-- start --

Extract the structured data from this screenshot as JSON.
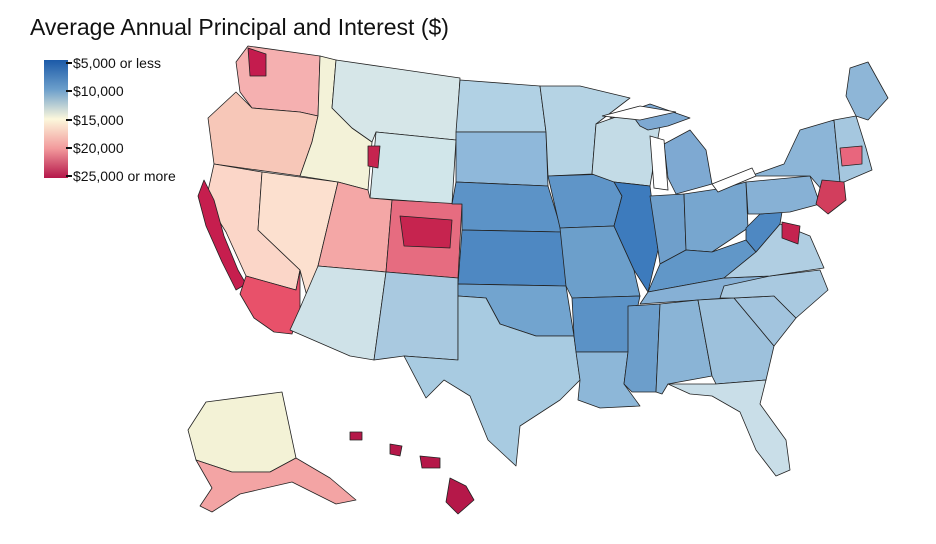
{
  "title": "Average Annual Principal and Interest ($)",
  "legend": {
    "labels": [
      "$5,000 or less",
      "$10,000",
      "$15,000",
      "$20,000",
      "$25,000 or more"
    ],
    "colors": [
      "#1c5aa8",
      "#6c9fcb",
      "#fcf8dc",
      "#f29a9c",
      "#b5174a"
    ]
  },
  "regions": [
    {
      "name": "washington",
      "fill": "#f5b0b0"
    },
    {
      "name": "oregon",
      "fill": "#f7c7b8"
    },
    {
      "name": "california-north",
      "fill": "#fbd6c8"
    },
    {
      "name": "california-coast",
      "fill": "#c61e4e"
    },
    {
      "name": "california-south",
      "fill": "#e8516a"
    },
    {
      "name": "nevada",
      "fill": "#fce0cf"
    },
    {
      "name": "idaho",
      "fill": "#f3f2d8"
    },
    {
      "name": "montana",
      "fill": "#d6e6e8"
    },
    {
      "name": "wyoming",
      "fill": "#d1e6ea"
    },
    {
      "name": "utah",
      "fill": "#f4a7a6"
    },
    {
      "name": "colorado",
      "fill": "#e66c80"
    },
    {
      "name": "arizona",
      "fill": "#cfe2e8"
    },
    {
      "name": "new-mexico",
      "fill": "#a9c9e0"
    },
    {
      "name": "north-dakota",
      "fill": "#b1d1e4"
    },
    {
      "name": "south-dakota",
      "fill": "#8fb8da"
    },
    {
      "name": "nebraska",
      "fill": "#5c93c7"
    },
    {
      "name": "kansas",
      "fill": "#4e88c2"
    },
    {
      "name": "oklahoma",
      "fill": "#72a4cf"
    },
    {
      "name": "texas",
      "fill": "#a8cbe1"
    },
    {
      "name": "minnesota",
      "fill": "#b5d3e4"
    },
    {
      "name": "iowa",
      "fill": "#5f95c8"
    },
    {
      "name": "missouri",
      "fill": "#6c9fcb"
    },
    {
      "name": "arkansas",
      "fill": "#5b92c6"
    },
    {
      "name": "louisiana",
      "fill": "#8db7d8"
    },
    {
      "name": "wisconsin",
      "fill": "#c3dbe6"
    },
    {
      "name": "illinois",
      "fill": "#3d7bbd"
    },
    {
      "name": "michigan",
      "fill": "#7ea9d2"
    },
    {
      "name": "indiana",
      "fill": "#6f9fcb"
    },
    {
      "name": "ohio",
      "fill": "#77a6cf"
    },
    {
      "name": "kentucky",
      "fill": "#6197c8"
    },
    {
      "name": "tennessee",
      "fill": "#86b0d5"
    },
    {
      "name": "mississippi",
      "fill": "#6c9ecb"
    },
    {
      "name": "alabama",
      "fill": "#8ab4d6"
    },
    {
      "name": "georgia",
      "fill": "#9dc1dc"
    },
    {
      "name": "florida",
      "fill": "#c9dee8"
    },
    {
      "name": "south-carolina",
      "fill": "#a2c4de"
    },
    {
      "name": "north-carolina",
      "fill": "#a9c9e0"
    },
    {
      "name": "virginia",
      "fill": "#b0cee2"
    },
    {
      "name": "west-virginia",
      "fill": "#4e88c2"
    },
    {
      "name": "pennsylvania",
      "fill": "#87b1d5"
    },
    {
      "name": "new-york",
      "fill": "#8cb5d7"
    },
    {
      "name": "new-england",
      "fill": "#a5c7df"
    },
    {
      "name": "maine",
      "fill": "#8eb6d7"
    },
    {
      "name": "nyc-metro",
      "fill": "#d23e5d"
    },
    {
      "name": "dc-metro",
      "fill": "#c4234f"
    },
    {
      "name": "boston",
      "fill": "#e8667d"
    },
    {
      "name": "seattle",
      "fill": "#c41c4e"
    },
    {
      "name": "denver",
      "fill": "#c6244f"
    },
    {
      "name": "alaska",
      "fill": "#f3f2d6"
    },
    {
      "name": "alaska-south",
      "fill": "#f3a4a4"
    },
    {
      "name": "hawaii",
      "fill": "#b51849"
    }
  ]
}
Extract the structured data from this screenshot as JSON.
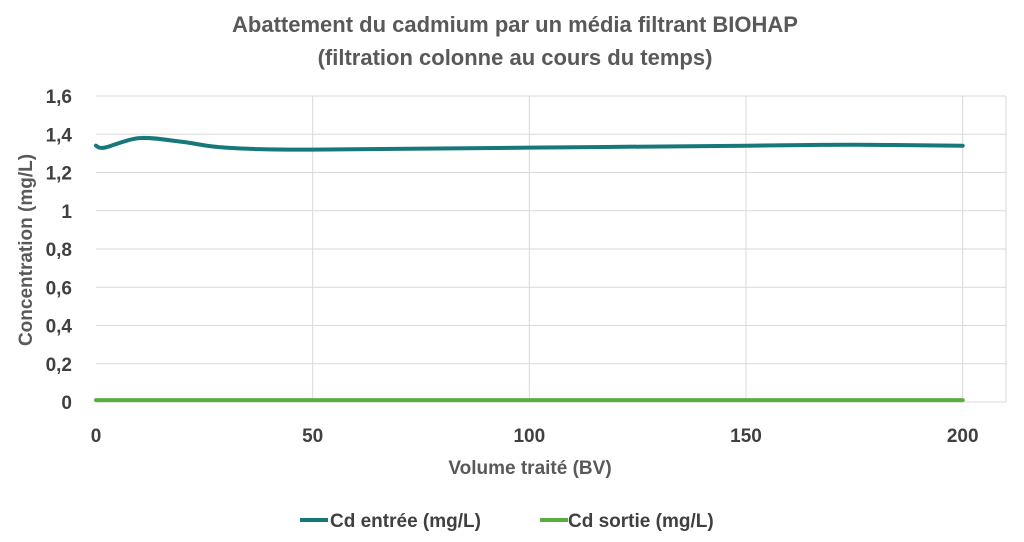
{
  "chart_data": {
    "type": "line",
    "title": [
      "Abattement du cadmium par un média filtrant BIOHAP",
      "(filtration colonne au cours du temps)"
    ],
    "xlabel": "Volume traité (BV)",
    "ylabel": "Concentration (mg/L)",
    "xlim": [
      0,
      210
    ],
    "ylim": [
      0,
      1.6
    ],
    "x_ticks": [
      "0",
      "50",
      "100",
      "150",
      "200"
    ],
    "x_tick_values": [
      0,
      50,
      100,
      150,
      200
    ],
    "y_ticks": [
      "0",
      "0,2",
      "0,4",
      "0,6",
      "0,8",
      "1",
      "1,2",
      "1,4",
      "1,6"
    ],
    "y_tick_values": [
      0,
      0.2,
      0.4,
      0.6,
      0.8,
      1.0,
      1.2,
      1.4,
      1.6
    ],
    "grid": true,
    "legend": "bottom",
    "series": [
      {
        "name": "Cd entrée (mg/L)",
        "color": "#17787a",
        "x": [
          0,
          2,
          10,
          20,
          30,
          50,
          100,
          150,
          175,
          200
        ],
        "y": [
          1.34,
          1.33,
          1.38,
          1.36,
          1.33,
          1.32,
          1.33,
          1.34,
          1.345,
          1.34
        ]
      },
      {
        "name": "Cd sortie (mg/L)",
        "color": "#5aae3f",
        "x": [
          0,
          50,
          100,
          150,
          200
        ],
        "y": [
          0.01,
          0.01,
          0.01,
          0.01,
          0.01
        ]
      }
    ]
  }
}
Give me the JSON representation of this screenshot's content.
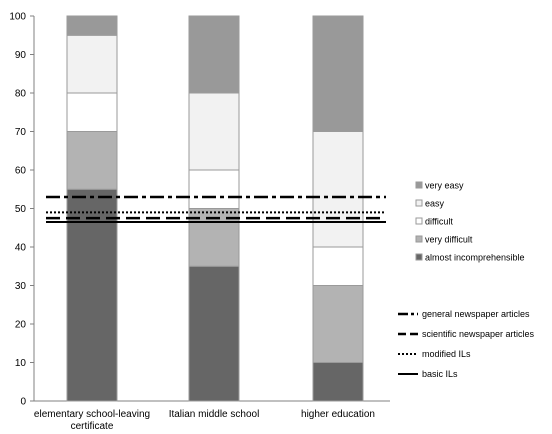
{
  "chart_data": {
    "type": "bar",
    "stacked": true,
    "categories": [
      [
        "elementary school-leaving",
        "certificate"
      ],
      [
        "Italian middle school"
      ],
      [
        "higher education"
      ]
    ],
    "series": [
      {
        "name": "almost incomprehensible",
        "color": "#666666",
        "values": [
          55,
          35,
          10
        ]
      },
      {
        "name": "very difficult",
        "color": "#b3b3b3",
        "values": [
          15,
          15,
          20
        ]
      },
      {
        "name": "difficult",
        "color": "#ffffff",
        "values": [
          10,
          10,
          10
        ]
      },
      {
        "name": "easy",
        "color": "#f2f2f2",
        "values": [
          15,
          20,
          30
        ]
      },
      {
        "name": "very easy",
        "color": "#999999",
        "values": [
          5,
          20,
          30
        ]
      }
    ],
    "ylim": [
      0,
      100
    ],
    "yticks": [
      0,
      10,
      20,
      30,
      40,
      50,
      60,
      70,
      80,
      90,
      100
    ],
    "reference_lines": [
      {
        "name": "general newspaper articles",
        "value": 53,
        "style": "dash-dot"
      },
      {
        "name": "scientific newspaper articles",
        "value": 47.5,
        "style": "dashed"
      },
      {
        "name": "modified ILs",
        "value": 49,
        "style": "dotted"
      },
      {
        "name": "basic ILs",
        "value": 46.5,
        "style": "solid"
      }
    ],
    "grid": false,
    "legend_position": "right"
  }
}
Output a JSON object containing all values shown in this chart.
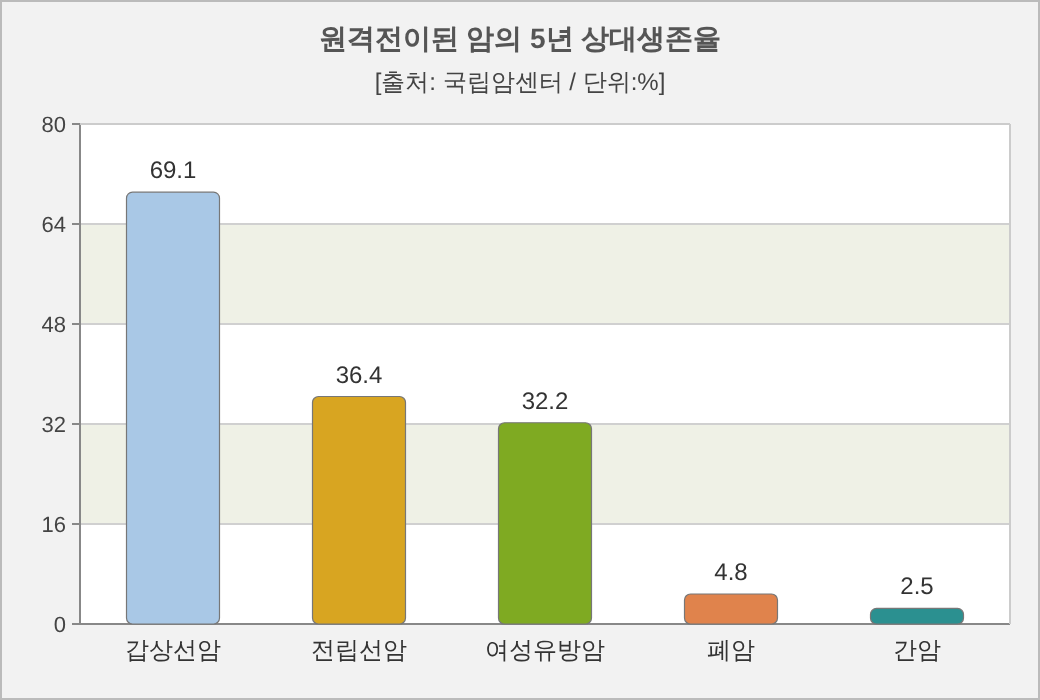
{
  "chart_data": {
    "type": "bar",
    "title": "원격전이된 암의 5년 상대생존율",
    "subtitle": "[출처: 국립암센터 / 단위:%]",
    "categories": [
      "갑상선암",
      "전립선암",
      "여성유방암",
      "폐암",
      "간암"
    ],
    "values": [
      69.1,
      36.4,
      32.2,
      4.8,
      2.5
    ],
    "colors": [
      "#a9c8e6",
      "#d8a521",
      "#7faa22",
      "#e0834c",
      "#2b9090"
    ],
    "ylim": [
      0,
      80
    ],
    "yticks": [
      0,
      16,
      32,
      48,
      64,
      80
    ],
    "grid": "y",
    "data_labels": true
  }
}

-- end --

STATED TASK =
What is needed is an exact reproduction of the data, pictures excluded.

ANSWER TO THE EXERCISE =
Extract the structured data from this screenshot as JSON.
{
  "title": "Average Annual Principal and Interest ($)",
  "legend": {
    "labels": [
      "$5,000 or less",
      "$10,000",
      "$15,000",
      "$20,000",
      "$25,000 or more"
    ],
    "colors": [
      "#1c5aa8",
      "#6c9fcb",
      "#fcf8dc",
      "#f29a9c",
      "#b5174a"
    ]
  },
  "regions": [
    {
      "name": "washington",
      "fill": "#f5b0b0"
    },
    {
      "name": "oregon",
      "fill": "#f7c7b8"
    },
    {
      "name": "california-north",
      "fill": "#fbd6c8"
    },
    {
      "name": "california-coast",
      "fill": "#c61e4e"
    },
    {
      "name": "california-south",
      "fill": "#e8516a"
    },
    {
      "name": "nevada",
      "fill": "#fce0cf"
    },
    {
      "name": "idaho",
      "fill": "#f3f2d8"
    },
    {
      "name": "montana",
      "fill": "#d6e6e8"
    },
    {
      "name": "wyoming",
      "fill": "#d1e6ea"
    },
    {
      "name": "utah",
      "fill": "#f4a7a6"
    },
    {
      "name": "colorado",
      "fill": "#e66c80"
    },
    {
      "name": "arizona",
      "fill": "#cfe2e8"
    },
    {
      "name": "new-mexico",
      "fill": "#a9c9e0"
    },
    {
      "name": "north-dakota",
      "fill": "#b1d1e4"
    },
    {
      "name": "south-dakota",
      "fill": "#8fb8da"
    },
    {
      "name": "nebraska",
      "fill": "#5c93c7"
    },
    {
      "name": "kansas",
      "fill": "#4e88c2"
    },
    {
      "name": "oklahoma",
      "fill": "#72a4cf"
    },
    {
      "name": "texas",
      "fill": "#a8cbe1"
    },
    {
      "name": "minnesota",
      "fill": "#b5d3e4"
    },
    {
      "name": "iowa",
      "fill": "#5f95c8"
    },
    {
      "name": "missouri",
      "fill": "#6c9fcb"
    },
    {
      "name": "arkansas",
      "fill": "#5b92c6"
    },
    {
      "name": "louisiana",
      "fill": "#8db7d8"
    },
    {
      "name": "wisconsin",
      "fill": "#c3dbe6"
    },
    {
      "name": "illinois",
      "fill": "#3d7bbd"
    },
    {
      "name": "michigan",
      "fill": "#7ea9d2"
    },
    {
      "name": "indiana",
      "fill": "#6f9fcb"
    },
    {
      "name": "ohio",
      "fill": "#77a6cf"
    },
    {
      "name": "kentucky",
      "fill": "#6197c8"
    },
    {
      "name": "tennessee",
      "fill": "#86b0d5"
    },
    {
      "name": "mississippi",
      "fill": "#6c9ecb"
    },
    {
      "name": "alabama",
      "fill": "#8ab4d6"
    },
    {
      "name": "georgia",
      "fill": "#9dc1dc"
    },
    {
      "name": "florida",
      "fill": "#c9dee8"
    },
    {
      "name": "south-carolina",
      "fill": "#a2c4de"
    },
    {
      "name": "north-carolina",
      "fill": "#a9c9e0"
    },
    {
      "name": "virginia",
      "fill": "#b0cee2"
    },
    {
      "name": "west-virginia",
      "fill": "#4e88c2"
    },
    {
      "name": "pennsylvania",
      "fill": "#87b1d5"
    },
    {
      "name": "new-york",
      "fill": "#8cb5d7"
    },
    {
      "name": "new-england",
      "fill": "#a5c7df"
    },
    {
      "name": "maine",
      "fill": "#8eb6d7"
    },
    {
      "name": "nyc-metro",
      "fill": "#d23e5d"
    },
    {
      "name": "dc-metro",
      "fill": "#c4234f"
    },
    {
      "name": "boston",
      "fill": "#e8667d"
    },
    {
      "name": "seattle",
      "fill": "#c41c4e"
    },
    {
      "name": "denver",
      "fill": "#c6244f"
    },
    {
      "name": "alaska",
      "fill": "#f3f2d6"
    },
    {
      "name": "alaska-south",
      "fill": "#f3a4a4"
    },
    {
      "name": "hawaii",
      "fill": "#b51849"
    }
  ]
}
Extract the structured data from this screenshot as JSON.
{
  "chart_data": {
    "type": "line",
    "title": [
      "Abattement du cadmium par un média filtrant BIOHAP",
      "(filtration colonne au cours du temps)"
    ],
    "xlabel": "Volume traité (BV)",
    "ylabel": "Concentration (mg/L)",
    "xlim": [
      0,
      210
    ],
    "ylim": [
      0,
      1.6
    ],
    "x_ticks": [
      "0",
      "50",
      "100",
      "150",
      "200"
    ],
    "x_tick_values": [
      0,
      50,
      100,
      150,
      200
    ],
    "y_ticks": [
      "0",
      "0,2",
      "0,4",
      "0,6",
      "0,8",
      "1",
      "1,2",
      "1,4",
      "1,6"
    ],
    "y_tick_values": [
      0,
      0.2,
      0.4,
      0.6,
      0.8,
      1.0,
      1.2,
      1.4,
      1.6
    ],
    "grid": true,
    "legend": "bottom",
    "series": [
      {
        "name": "Cd entrée (mg/L)",
        "color": "#17787a",
        "x": [
          0,
          2,
          10,
          20,
          30,
          50,
          100,
          150,
          175,
          200
        ],
        "y": [
          1.34,
          1.33,
          1.38,
          1.36,
          1.33,
          1.32,
          1.33,
          1.34,
          1.345,
          1.34
        ]
      },
      {
        "name": "Cd sortie (mg/L)",
        "color": "#5aae3f",
        "x": [
          0,
          50,
          100,
          150,
          200
        ],
        "y": [
          0.01,
          0.01,
          0.01,
          0.01,
          0.01
        ]
      }
    ]
  }
}
Give me the JSON representation of this screenshot's content.
{
  "chart_data": {
    "type": "bar",
    "stacked": true,
    "categories": [
      [
        "elementary school-leaving",
        "certificate"
      ],
      [
        "Italian middle school"
      ],
      [
        "higher education"
      ]
    ],
    "series": [
      {
        "name": "almost incomprehensible",
        "color": "#666666",
        "values": [
          55,
          35,
          10
        ]
      },
      {
        "name": "very difficult",
        "color": "#b3b3b3",
        "values": [
          15,
          15,
          20
        ]
      },
      {
        "name": "difficult",
        "color": "#ffffff",
        "values": [
          10,
          10,
          10
        ]
      },
      {
        "name": "easy",
        "color": "#f2f2f2",
        "values": [
          15,
          20,
          30
        ]
      },
      {
        "name": "very easy",
        "color": "#999999",
        "values": [
          5,
          20,
          30
        ]
      }
    ],
    "ylim": [
      0,
      100
    ],
    "yticks": [
      0,
      10,
      20,
      30,
      40,
      50,
      60,
      70,
      80,
      90,
      100
    ],
    "reference_lines": [
      {
        "name": "general newspaper articles",
        "value": 53,
        "style": "dash-dot"
      },
      {
        "name": "scientific newspaper articles",
        "value": 47.5,
        "style": "dashed"
      },
      {
        "name": "modified ILs",
        "value": 49,
        "style": "dotted"
      },
      {
        "name": "basic ILs",
        "value": 46.5,
        "style": "solid"
      }
    ],
    "grid": false,
    "legend_position": "right"
  }
}
Output a JSON object containing all values shown in this chart.
{
  "chart_data": {
    "type": "bar",
    "title": "원격전이된 암의 5년 상대생존율",
    "subtitle": "[출처: 국립암센터 / 단위:%]",
    "categories": [
      "갑상선암",
      "전립선암",
      "여성유방암",
      "폐암",
      "간암"
    ],
    "values": [
      69.1,
      36.4,
      32.2,
      4.8,
      2.5
    ],
    "colors": [
      "#a9c8e6",
      "#d8a521",
      "#7faa22",
      "#e0834c",
      "#2b9090"
    ],
    "ylim": [
      0,
      80
    ],
    "yticks": [
      0,
      16,
      32,
      48,
      64,
      80
    ],
    "grid": "y",
    "data_labels": true
  }
}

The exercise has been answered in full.